▸ **Task instructions**
Using the data below, repeat all of it precisely.

Stored data entries

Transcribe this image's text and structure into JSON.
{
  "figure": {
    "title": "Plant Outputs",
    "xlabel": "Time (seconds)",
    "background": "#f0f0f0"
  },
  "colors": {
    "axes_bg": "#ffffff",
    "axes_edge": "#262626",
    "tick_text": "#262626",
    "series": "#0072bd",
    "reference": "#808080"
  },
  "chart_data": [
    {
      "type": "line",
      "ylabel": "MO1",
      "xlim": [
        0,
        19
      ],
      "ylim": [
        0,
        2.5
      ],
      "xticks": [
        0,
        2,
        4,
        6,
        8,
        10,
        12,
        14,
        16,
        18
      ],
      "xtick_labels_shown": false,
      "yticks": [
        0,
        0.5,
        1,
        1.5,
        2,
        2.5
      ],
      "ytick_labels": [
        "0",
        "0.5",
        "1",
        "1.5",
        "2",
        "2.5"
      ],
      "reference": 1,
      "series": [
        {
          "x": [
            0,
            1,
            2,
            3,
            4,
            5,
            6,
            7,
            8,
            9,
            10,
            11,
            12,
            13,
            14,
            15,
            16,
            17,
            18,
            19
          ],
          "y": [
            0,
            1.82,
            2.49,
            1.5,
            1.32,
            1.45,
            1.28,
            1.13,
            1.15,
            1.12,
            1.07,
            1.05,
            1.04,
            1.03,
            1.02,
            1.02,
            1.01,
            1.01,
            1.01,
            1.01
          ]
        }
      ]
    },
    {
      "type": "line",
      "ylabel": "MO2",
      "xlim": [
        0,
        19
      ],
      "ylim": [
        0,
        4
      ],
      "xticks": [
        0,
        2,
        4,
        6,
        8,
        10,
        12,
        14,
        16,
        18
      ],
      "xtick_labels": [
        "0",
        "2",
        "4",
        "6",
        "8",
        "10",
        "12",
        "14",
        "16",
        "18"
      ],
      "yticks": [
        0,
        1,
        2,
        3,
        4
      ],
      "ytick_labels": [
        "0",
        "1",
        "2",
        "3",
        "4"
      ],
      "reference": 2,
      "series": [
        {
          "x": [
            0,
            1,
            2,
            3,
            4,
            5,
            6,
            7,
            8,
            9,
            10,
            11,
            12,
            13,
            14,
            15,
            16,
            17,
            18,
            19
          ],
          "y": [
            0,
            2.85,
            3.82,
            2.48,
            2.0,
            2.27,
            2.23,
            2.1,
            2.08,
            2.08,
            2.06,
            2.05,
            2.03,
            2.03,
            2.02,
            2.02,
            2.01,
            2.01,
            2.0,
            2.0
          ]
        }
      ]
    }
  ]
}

▸ **Exercise solution**
Transcribe this image's text and structure into JSON.
{
  "figure": {
    "title": "Plant Outputs",
    "xlabel": "Time (seconds)",
    "background": "#f0f0f0"
  },
  "colors": {
    "axes_bg": "#ffffff",
    "axes_edge": "#262626",
    "tick_text": "#262626",
    "series": "#0072bd",
    "reference": "#808080"
  },
  "chart_data": [
    {
      "type": "line",
      "ylabel": "MO1",
      "xlim": [
        0,
        19
      ],
      "ylim": [
        0,
        2.5
      ],
      "xticks": [
        0,
        2,
        4,
        6,
        8,
        10,
        12,
        14,
        16,
        18
      ],
      "xtick_labels_shown": false,
      "yticks": [
        0,
        0.5,
        1,
        1.5,
        2,
        2.5
      ],
      "ytick_labels": [
        "0",
        "0.5",
        "1",
        "1.5",
        "2",
        "2.5"
      ],
      "reference": 1,
      "series": [
        {
          "x": [
            0,
            1,
            2,
            3,
            4,
            5,
            6,
            7,
            8,
            9,
            10,
            11,
            12,
            13,
            14,
            15,
            16,
            17,
            18,
            19
          ],
          "y": [
            0,
            1.82,
            2.49,
            1.5,
            1.32,
            1.45,
            1.28,
            1.13,
            1.15,
            1.12,
            1.07,
            1.05,
            1.04,
            1.03,
            1.02,
            1.02,
            1.01,
            1.01,
            1.01,
            1.01
          ]
        }
      ]
    },
    {
      "type": "line",
      "ylabel": "MO2",
      "xlim": [
        0,
        19
      ],
      "ylim": [
        0,
        4
      ],
      "xticks": [
        0,
        2,
        4,
        6,
        8,
        10,
        12,
        14,
        16,
        18
      ],
      "xtick_labels": [
        "0",
        "2",
        "4",
        "6",
        "8",
        "10",
        "12",
        "14",
        "16",
        "18"
      ],
      "yticks": [
        0,
        1,
        2,
        3,
        4
      ],
      "ytick_labels": [
        "0",
        "1",
        "2",
        "3",
        "4"
      ],
      "reference": 2,
      "series": [
        {
          "x": [
            0,
            1,
            2,
            3,
            4,
            5,
            6,
            7,
            8,
            9,
            10,
            11,
            12,
            13,
            14,
            15,
            16,
            17,
            18,
            19
          ],
          "y": [
            0,
            2.85,
            3.82,
            2.48,
            2.0,
            2.27,
            2.23,
            2.1,
            2.08,
            2.08,
            2.06,
            2.05,
            2.03,
            2.03,
            2.02,
            2.02,
            2.01,
            2.01,
            2.0,
            2.0
          ]
        }
      ]
    }
  ]
}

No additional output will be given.